STATED PROBLEM ->
Search the material for the word "JSON" and report each line where it turns up.

MATERIAL TO PROCESS ->
———
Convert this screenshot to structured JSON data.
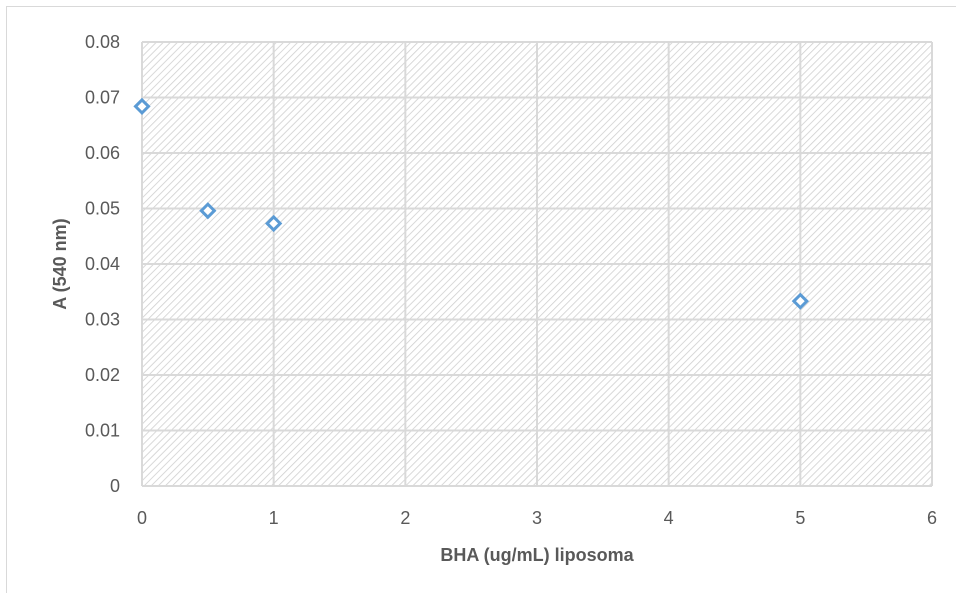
{
  "chart_data": {
    "type": "scatter",
    "title": "",
    "xlabel": "BHA (ug/mL) liposoma",
    "ylabel": "A (540 nm)",
    "xlim": [
      0,
      6
    ],
    "ylim": [
      0,
      0.08
    ],
    "x_ticks": [
      "0",
      "1",
      "2",
      "3",
      "4",
      "5",
      "6"
    ],
    "y_ticks": [
      "0",
      "0.01",
      "0.02",
      "0.03",
      "0.04",
      "0.05",
      "0.06",
      "0.07",
      "0.08"
    ],
    "grid": true,
    "plot_area_fill": "diagonal-hatch",
    "marker": "diamond-open",
    "series": [
      {
        "x": [
          0,
          0.5,
          1,
          5
        ],
        "y": [
          0.0684,
          0.0496,
          0.0473,
          0.0333
        ],
        "color": "#5b9bd5"
      }
    ]
  }
}
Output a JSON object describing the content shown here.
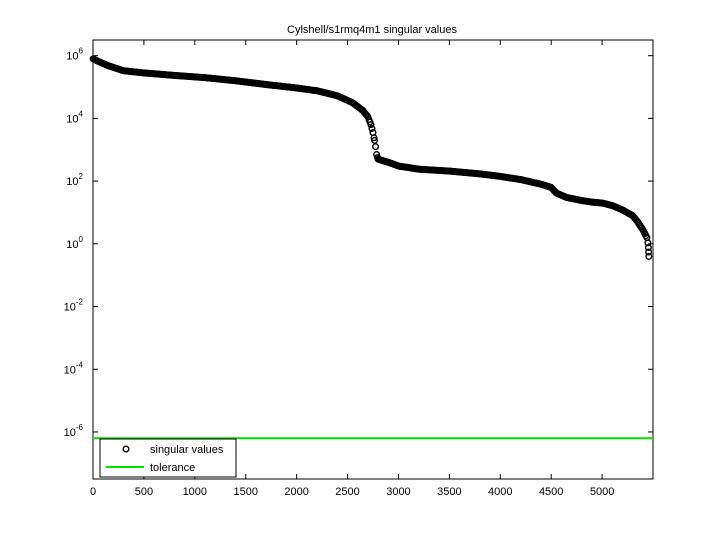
———
EXERCISE OUTPUT ->
Convert this screenshot to structured JSON data.
Output a JSON object describing the content shown here.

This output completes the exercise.